*Exercise details:*
Please reproduce every record, keeping each one exactly as written.

*Recorded data:*
********
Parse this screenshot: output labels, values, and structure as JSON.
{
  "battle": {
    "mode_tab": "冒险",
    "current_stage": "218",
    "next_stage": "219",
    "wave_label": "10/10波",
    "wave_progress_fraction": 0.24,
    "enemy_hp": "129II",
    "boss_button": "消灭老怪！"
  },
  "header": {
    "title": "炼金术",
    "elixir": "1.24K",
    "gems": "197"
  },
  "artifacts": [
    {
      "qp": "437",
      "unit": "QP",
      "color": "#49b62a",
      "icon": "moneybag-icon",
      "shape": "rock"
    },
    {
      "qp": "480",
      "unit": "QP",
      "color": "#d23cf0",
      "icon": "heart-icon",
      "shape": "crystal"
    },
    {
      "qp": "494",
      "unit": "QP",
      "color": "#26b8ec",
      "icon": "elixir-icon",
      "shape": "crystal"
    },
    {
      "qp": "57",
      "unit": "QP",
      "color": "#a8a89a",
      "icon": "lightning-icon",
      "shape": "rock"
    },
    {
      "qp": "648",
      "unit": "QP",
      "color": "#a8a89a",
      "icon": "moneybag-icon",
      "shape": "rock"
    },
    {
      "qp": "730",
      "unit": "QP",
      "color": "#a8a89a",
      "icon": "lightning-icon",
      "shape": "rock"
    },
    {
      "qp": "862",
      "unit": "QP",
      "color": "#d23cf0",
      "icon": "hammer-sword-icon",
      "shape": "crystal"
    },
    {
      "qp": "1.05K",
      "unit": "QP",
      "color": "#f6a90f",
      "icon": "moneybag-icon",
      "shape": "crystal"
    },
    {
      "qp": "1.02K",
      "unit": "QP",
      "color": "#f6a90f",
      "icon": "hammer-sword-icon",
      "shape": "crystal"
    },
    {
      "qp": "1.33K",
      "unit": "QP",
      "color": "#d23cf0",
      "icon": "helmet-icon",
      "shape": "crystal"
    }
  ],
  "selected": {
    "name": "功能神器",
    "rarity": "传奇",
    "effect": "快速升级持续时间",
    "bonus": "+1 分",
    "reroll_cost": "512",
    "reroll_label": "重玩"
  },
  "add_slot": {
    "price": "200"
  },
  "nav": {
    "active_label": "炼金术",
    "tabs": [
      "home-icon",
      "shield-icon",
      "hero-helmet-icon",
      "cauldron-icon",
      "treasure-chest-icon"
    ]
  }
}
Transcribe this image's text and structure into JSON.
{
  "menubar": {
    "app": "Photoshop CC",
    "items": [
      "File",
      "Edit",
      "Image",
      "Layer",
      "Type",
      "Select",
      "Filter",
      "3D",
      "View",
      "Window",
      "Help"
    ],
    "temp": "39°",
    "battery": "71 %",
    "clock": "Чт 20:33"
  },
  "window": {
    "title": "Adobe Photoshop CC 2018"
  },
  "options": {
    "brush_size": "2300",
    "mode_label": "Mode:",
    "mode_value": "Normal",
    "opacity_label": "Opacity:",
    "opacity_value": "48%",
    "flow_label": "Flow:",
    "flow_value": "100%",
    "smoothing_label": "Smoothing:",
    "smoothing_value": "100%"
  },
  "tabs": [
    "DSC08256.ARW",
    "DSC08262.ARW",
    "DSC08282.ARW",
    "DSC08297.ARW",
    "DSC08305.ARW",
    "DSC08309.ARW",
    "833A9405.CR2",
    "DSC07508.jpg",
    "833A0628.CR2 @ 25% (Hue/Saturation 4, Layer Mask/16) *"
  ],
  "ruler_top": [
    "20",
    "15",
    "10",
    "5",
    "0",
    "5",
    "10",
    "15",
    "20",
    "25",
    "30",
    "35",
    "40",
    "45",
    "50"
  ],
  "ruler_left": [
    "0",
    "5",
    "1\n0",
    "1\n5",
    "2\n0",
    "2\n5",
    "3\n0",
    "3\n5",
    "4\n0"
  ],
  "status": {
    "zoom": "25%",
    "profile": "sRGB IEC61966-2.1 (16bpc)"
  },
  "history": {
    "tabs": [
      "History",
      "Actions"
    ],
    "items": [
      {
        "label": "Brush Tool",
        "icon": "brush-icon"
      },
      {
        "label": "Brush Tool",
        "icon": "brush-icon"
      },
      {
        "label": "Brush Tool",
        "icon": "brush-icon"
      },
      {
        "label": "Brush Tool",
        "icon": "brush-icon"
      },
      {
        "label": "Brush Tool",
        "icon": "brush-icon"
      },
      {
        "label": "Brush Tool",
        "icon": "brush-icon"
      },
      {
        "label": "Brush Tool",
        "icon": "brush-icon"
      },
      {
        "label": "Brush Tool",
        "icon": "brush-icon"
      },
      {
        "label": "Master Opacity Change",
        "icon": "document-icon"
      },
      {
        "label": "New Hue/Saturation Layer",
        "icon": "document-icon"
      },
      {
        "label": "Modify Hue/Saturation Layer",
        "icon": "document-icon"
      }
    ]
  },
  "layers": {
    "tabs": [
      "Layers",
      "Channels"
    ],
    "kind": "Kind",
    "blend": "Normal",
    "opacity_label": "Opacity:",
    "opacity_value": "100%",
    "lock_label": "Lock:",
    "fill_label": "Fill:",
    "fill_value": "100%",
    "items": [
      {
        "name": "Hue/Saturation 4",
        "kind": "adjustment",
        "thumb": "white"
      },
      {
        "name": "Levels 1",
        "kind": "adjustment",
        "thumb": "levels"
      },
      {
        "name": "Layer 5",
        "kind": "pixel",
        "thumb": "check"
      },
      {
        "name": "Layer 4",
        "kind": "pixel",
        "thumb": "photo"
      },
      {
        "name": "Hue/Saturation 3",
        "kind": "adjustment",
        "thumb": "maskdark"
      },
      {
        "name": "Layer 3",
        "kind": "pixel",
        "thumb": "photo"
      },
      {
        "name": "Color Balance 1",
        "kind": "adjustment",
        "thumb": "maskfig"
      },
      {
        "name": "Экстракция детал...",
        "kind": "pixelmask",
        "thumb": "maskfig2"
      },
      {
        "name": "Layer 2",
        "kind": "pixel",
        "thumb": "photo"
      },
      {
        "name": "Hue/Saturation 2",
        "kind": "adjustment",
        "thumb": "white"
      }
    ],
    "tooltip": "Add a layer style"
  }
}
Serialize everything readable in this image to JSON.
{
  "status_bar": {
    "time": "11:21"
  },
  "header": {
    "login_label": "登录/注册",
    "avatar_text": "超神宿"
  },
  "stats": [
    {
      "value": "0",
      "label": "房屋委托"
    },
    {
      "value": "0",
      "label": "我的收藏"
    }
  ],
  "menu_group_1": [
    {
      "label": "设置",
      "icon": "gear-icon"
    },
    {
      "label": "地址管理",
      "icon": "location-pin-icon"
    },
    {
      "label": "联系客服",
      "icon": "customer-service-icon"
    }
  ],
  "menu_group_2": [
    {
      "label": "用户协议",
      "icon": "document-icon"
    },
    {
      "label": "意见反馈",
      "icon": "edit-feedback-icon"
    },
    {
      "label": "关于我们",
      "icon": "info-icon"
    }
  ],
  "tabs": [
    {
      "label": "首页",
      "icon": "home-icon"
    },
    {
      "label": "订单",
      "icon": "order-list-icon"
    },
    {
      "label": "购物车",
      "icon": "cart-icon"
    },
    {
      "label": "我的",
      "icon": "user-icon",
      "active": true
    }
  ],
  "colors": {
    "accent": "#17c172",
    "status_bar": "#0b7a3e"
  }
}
********
*Exercise output:*
Parse this screenshot: output labels, values, and structure as JSON.
{
  "battle": {
    "mode_tab": "冒险",
    "current_stage": "218",
    "next_stage": "219",
    "wave_label": "10/10波",
    "wave_progress_fraction": 0.24,
    "enemy_hp": "129II",
    "boss_button": "消灭老怪！"
  },
  "header": {
    "title": "炼金术",
    "elixir": "1.24K",
    "gems": "197"
  },
  "artifacts": [
    {
      "qp": "437",
      "unit": "QP",
      "color": "#49b62a",
      "icon": "moneybag-icon",
      "shape": "rock"
    },
    {
      "qp": "480",
      "unit": "QP",
      "color": "#d23cf0",
      "icon": "heart-icon",
      "shape": "crystal"
    },
    {
      "qp": "494",
      "unit": "QP",
      "color": "#26b8ec",
      "icon": "elixir-icon",
      "shape": "crystal"
    },
    {
      "qp": "57",
      "unit": "QP",
      "color": "#a8a89a",
      "icon": "lightning-icon",
      "shape": "rock"
    },
    {
      "qp": "648",
      "unit": "QP",
      "color": "#a8a89a",
      "icon": "moneybag-icon",
      "shape": "rock"
    },
    {
      "qp": "730",
      "unit": "QP",
      "color": "#a8a89a",
      "icon": "lightning-icon",
      "shape": "rock"
    },
    {
      "qp": "862",
      "unit": "QP",
      "color": "#d23cf0",
      "icon": "hammer-sword-icon",
      "shape": "crystal"
    },
    {
      "qp": "1.05K",
      "unit": "QP",
      "color": "#f6a90f",
      "icon": "moneybag-icon",
      "shape": "crystal"
    },
    {
      "qp": "1.02K",
      "unit": "QP",
      "color": "#f6a90f",
      "icon": "hammer-sword-icon",
      "shape": "crystal"
    },
    {
      "qp": "1.33K",
      "unit": "QP",
      "color": "#d23cf0",
      "icon": "helmet-icon",
      "shape": "crystal"
    }
  ],
  "selected": {
    "name": "功能神器",
    "rarity": "传奇",
    "effect": "快速升级持续时间",
    "bonus": "+1 分",
    "reroll_cost": "512",
    "reroll_label": "重玩"
  },
  "add_slot": {
    "price": "200"
  },
  "nav": {
    "active_label": "炼金术",
    "tabs": [
      "home-icon",
      "shield-icon",
      "hero-helmet-icon",
      "cauldron-icon",
      "treasure-chest-icon"
    ]
  }
}
Transcribe this image's text and structure into JSON.
{
  "menubar": {
    "app": "Photoshop CC",
    "items": [
      "File",
      "Edit",
      "Image",
      "Layer",
      "Type",
      "Select",
      "Filter",
      "3D",
      "View",
      "Window",
      "Help"
    ],
    "temp": "39°",
    "battery": "71 %",
    "clock": "Чт 20:33"
  },
  "window": {
    "title": "Adobe Photoshop CC 2018"
  },
  "options": {
    "brush_size": "2300",
    "mode_label": "Mode:",
    "mode_value": "Normal",
    "opacity_label": "Opacity:",
    "opacity_value": "48%",
    "flow_label": "Flow:",
    "flow_value": "100%",
    "smoothing_label": "Smoothing:",
    "smoothing_value": "100%"
  },
  "tabs": [
    "DSC08256.ARW",
    "DSC08262.ARW",
    "DSC08282.ARW",
    "DSC08297.ARW",
    "DSC08305.ARW",
    "DSC08309.ARW",
    "833A9405.CR2",
    "DSC07508.jpg",
    "833A0628.CR2 @ 25% (Hue/Saturation 4, Layer Mask/16) *"
  ],
  "ruler_top": [
    "20",
    "15",
    "10",
    "5",
    "0",
    "5",
    "10",
    "15",
    "20",
    "25",
    "30",
    "35",
    "40",
    "45",
    "50"
  ],
  "ruler_left": [
    "0",
    "5",
    "1\n0",
    "1\n5",
    "2\n0",
    "2\n5",
    "3\n0",
    "3\n5",
    "4\n0"
  ],
  "status": {
    "zoom": "25%",
    "profile": "sRGB IEC61966-2.1 (16bpc)"
  },
  "history": {
    "tabs": [
      "History",
      "Actions"
    ],
    "items": [
      {
        "label": "Brush Tool",
        "icon": "brush-icon"
      },
      {
        "label": "Brush Tool",
        "icon": "brush-icon"
      },
      {
        "label": "Brush Tool",
        "icon": "brush-icon"
      },
      {
        "label": "Brush Tool",
        "icon": "brush-icon"
      },
      {
        "label": "Brush Tool",
        "icon": "brush-icon"
      },
      {
        "label": "Brush Tool",
        "icon": "brush-icon"
      },
      {
        "label": "Brush Tool",
        "icon": "brush-icon"
      },
      {
        "label": "Brush Tool",
        "icon": "brush-icon"
      },
      {
        "label": "Master Opacity Change",
        "icon": "document-icon"
      },
      {
        "label": "New Hue/Saturation Layer",
        "icon": "document-icon"
      },
      {
        "label": "Modify Hue/Saturation Layer",
        "icon": "document-icon"
      }
    ]
  },
  "layers": {
    "tabs": [
      "Layers",
      "Channels"
    ],
    "kind": "Kind",
    "blend": "Normal",
    "opacity_label": "Opacity:",
    "opacity_value": "100%",
    "lock_label": "Lock:",
    "fill_label": "Fill:",
    "fill_value": "100%",
    "items": [
      {
        "name": "Hue/Saturation 4",
        "kind": "adjustment",
        "thumb": "white"
      },
      {
        "name": "Levels 1",
        "kind": "adjustment",
        "thumb": "levels"
      },
      {
        "name": "Layer 5",
        "kind": "pixel",
        "thumb": "check"
      },
      {
        "name": "Layer 4",
        "kind": "pixel",
        "thumb": "photo"
      },
      {
        "name": "Hue/Saturation 3",
        "kind": "adjustment",
        "thumb": "maskdark"
      },
      {
        "name": "Layer 3",
        "kind": "pixel",
        "thumb": "photo"
      },
      {
        "name": "Color Balance 1",
        "kind": "adjustment",
        "thumb": "maskfig"
      },
      {
        "name": "Экстракция детал...",
        "kind": "pixelmask",
        "thumb": "maskfig2"
      },
      {
        "name": "Layer 2",
        "kind": "pixel",
        "thumb": "photo"
      },
      {
        "name": "Hue/Saturation 2",
        "kind": "adjustment",
        "thumb": "white"
      }
    ],
    "tooltip": "Add a layer style"
  }
}
Serialize everything readable in this image to JSON.
{
  "status_bar": {
    "time": "11:21"
  },
  "header": {
    "login_label": "登录/注册",
    "avatar_text": "超神宿"
  },
  "stats": [
    {
      "value": "0",
      "label": "房屋委托"
    },
    {
      "value": "0",
      "label": "我的收藏"
    }
  ],
  "menu_group_1": [
    {
      "label": "设置",
      "icon": "gear-icon"
    },
    {
      "label": "地址管理",
      "icon": "location-pin-icon"
    },
    {
      "label": "联系客服",
      "icon": "customer-service-icon"
    }
  ],
  "menu_group_2": [
    {
      "label": "用户协议",
      "icon": "document-icon"
    },
    {
      "label": "意见反馈",
      "icon": "edit-feedback-icon"
    },
    {
      "label": "关于我们",
      "icon": "info-icon"
    }
  ],
  "tabs": [
    {
      "label": "首页",
      "icon": "home-icon"
    },
    {
      "label": "订单",
      "icon": "order-list-icon"
    },
    {
      "label": "购物车",
      "icon": "cart-icon"
    },
    {
      "label": "我的",
      "icon": "user-icon",
      "active": true
    }
  ],
  "colors": {
    "accent": "#17c172",
    "status_bar": "#0b7a3e"
  }
}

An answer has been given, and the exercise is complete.